··· Provided passage ···

Because of Wambui’s audacity this case raised important issues on legal rights of women while also encouraging them to break their silence on inheritance among other rights.

But Wambui’s revolutionary history started earlier than that precedent-setting case.

Wambui was born Virginia Wambui Waiyaki in 1936 in a family that had a long history of anti-colonial resistance from her great grandfather Waiyaki wa Hinga, who was killed by the British in 1892.

In her autobiography Mau Mau’s Daughter: The Life History of Wambui Waiyaki Otieno, she exposed the complex family traditions she inherited of mixed ethnicity, resistance and later Christianity and how they shaped her.

In her typically nonconformist nature Wambui left home at 16 and joined the Mau Mau in Nairobi during the emergency period beginning her lifelong career as an activist.

True to her revolutionary self, she crossed class and gender divides to join the movement despite not being the typical Mau Mau recruit who joined due to socio-economic grievances since she came from a privileged Christian family.

Her father was the first African inspector of police. In the Mau Mau movement, Wambui served mainly as an intelligence agent by spying, scouting, liaising with the movement and helping with procurement of arms. She was later arrested and detained in Lamu.

As couriers

Her memoirs were the first narrative by a female participant to detail the roles played by women in the Mau Mau resistance – as couriers, intelligence gatherers and in weapon procurement.

Through her work Wambui exposed the critical role of women in the history of resistance in Kenya, who had largely been silenced by colonial and post-colonial historians joining other voices like Charity Waciuma, Tabitha Kanogo, Muthoni Likimani and Ann Presley.

Through this book Wambui left a legacy in academia by engendering the colonial resistance narrative which was largely male centred and exposing the history of women’s nationalism in Kenya.

Her legacy in politics in post-colonial Kenya is also significant.

In the early 1960s, she joined the Tom Mboya-led Nairobi People’s Convention Party (NPCP), as the leader of the Women’s Wing and later the Kenya Africa National Union (Kanu).

She was also involved in Kiama Kia Muingi (KKM), a Mau Mau successor organisation.

She ran for office as a Kanu candidate, served as an official in Maendelo ya Wanawake and the National Council of Women of Kenya where she partnered with women across the globe working on similar ideals of advancing women.

In 1985, frustrated by the manipulation of election and lack of internal party democracy, she left Kanu and later joined Jaramogi Oginga and other leaders in the Forum for Restoration of Democracy (Ford) to push for multiparty politics in Kenya.

··· Data ···

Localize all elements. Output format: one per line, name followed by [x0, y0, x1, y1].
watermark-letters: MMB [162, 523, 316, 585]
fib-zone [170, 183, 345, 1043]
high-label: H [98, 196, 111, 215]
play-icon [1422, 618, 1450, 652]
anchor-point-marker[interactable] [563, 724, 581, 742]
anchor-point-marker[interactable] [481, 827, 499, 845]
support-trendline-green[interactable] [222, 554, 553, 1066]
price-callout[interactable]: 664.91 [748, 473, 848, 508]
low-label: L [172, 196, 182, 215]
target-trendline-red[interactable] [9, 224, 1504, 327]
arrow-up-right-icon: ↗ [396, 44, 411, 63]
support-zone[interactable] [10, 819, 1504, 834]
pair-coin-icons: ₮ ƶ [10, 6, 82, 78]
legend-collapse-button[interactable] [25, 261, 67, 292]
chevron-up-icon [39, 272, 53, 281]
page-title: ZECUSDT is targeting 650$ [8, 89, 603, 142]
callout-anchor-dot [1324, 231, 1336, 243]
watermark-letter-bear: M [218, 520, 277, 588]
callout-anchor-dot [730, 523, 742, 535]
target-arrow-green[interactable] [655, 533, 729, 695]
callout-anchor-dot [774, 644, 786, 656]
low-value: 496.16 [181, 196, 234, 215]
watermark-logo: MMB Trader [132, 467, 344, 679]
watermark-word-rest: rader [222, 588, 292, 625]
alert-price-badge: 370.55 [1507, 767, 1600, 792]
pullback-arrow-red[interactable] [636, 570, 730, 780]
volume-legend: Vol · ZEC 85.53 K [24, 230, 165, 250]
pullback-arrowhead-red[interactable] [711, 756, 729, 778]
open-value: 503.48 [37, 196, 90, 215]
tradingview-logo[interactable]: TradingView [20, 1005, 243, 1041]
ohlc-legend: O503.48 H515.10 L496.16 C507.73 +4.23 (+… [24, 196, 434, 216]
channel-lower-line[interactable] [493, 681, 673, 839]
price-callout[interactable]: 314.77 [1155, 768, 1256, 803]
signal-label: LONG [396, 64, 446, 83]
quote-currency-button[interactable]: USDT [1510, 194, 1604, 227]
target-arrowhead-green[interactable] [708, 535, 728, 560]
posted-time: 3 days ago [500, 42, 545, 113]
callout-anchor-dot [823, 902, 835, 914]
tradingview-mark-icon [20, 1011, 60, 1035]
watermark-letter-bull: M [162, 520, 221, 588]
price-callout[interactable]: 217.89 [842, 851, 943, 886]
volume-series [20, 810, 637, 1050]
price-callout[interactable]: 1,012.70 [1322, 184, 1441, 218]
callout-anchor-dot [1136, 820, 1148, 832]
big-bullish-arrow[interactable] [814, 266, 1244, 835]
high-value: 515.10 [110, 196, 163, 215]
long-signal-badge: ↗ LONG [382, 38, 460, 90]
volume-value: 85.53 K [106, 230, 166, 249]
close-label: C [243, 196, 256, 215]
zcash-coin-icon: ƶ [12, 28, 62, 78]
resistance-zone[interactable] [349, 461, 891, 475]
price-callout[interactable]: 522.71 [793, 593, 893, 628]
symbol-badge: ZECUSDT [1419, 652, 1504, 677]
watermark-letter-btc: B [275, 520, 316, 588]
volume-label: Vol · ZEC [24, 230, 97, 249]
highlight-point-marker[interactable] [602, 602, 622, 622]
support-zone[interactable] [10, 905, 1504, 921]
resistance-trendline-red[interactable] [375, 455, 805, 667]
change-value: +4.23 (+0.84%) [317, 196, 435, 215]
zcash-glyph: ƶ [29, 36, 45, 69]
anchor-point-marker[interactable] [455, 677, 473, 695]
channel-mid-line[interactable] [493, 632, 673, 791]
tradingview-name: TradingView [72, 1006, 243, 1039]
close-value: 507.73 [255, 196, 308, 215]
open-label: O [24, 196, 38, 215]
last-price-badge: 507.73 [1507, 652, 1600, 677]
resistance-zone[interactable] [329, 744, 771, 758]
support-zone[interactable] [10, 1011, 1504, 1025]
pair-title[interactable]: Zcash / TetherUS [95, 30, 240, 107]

···

**Work task:** According to the passage about Wambui Waiyaki Otieno, where was she detained after her arrest? The listing plays no part in what is asked here.

**Task output:** She was detained in Lamu.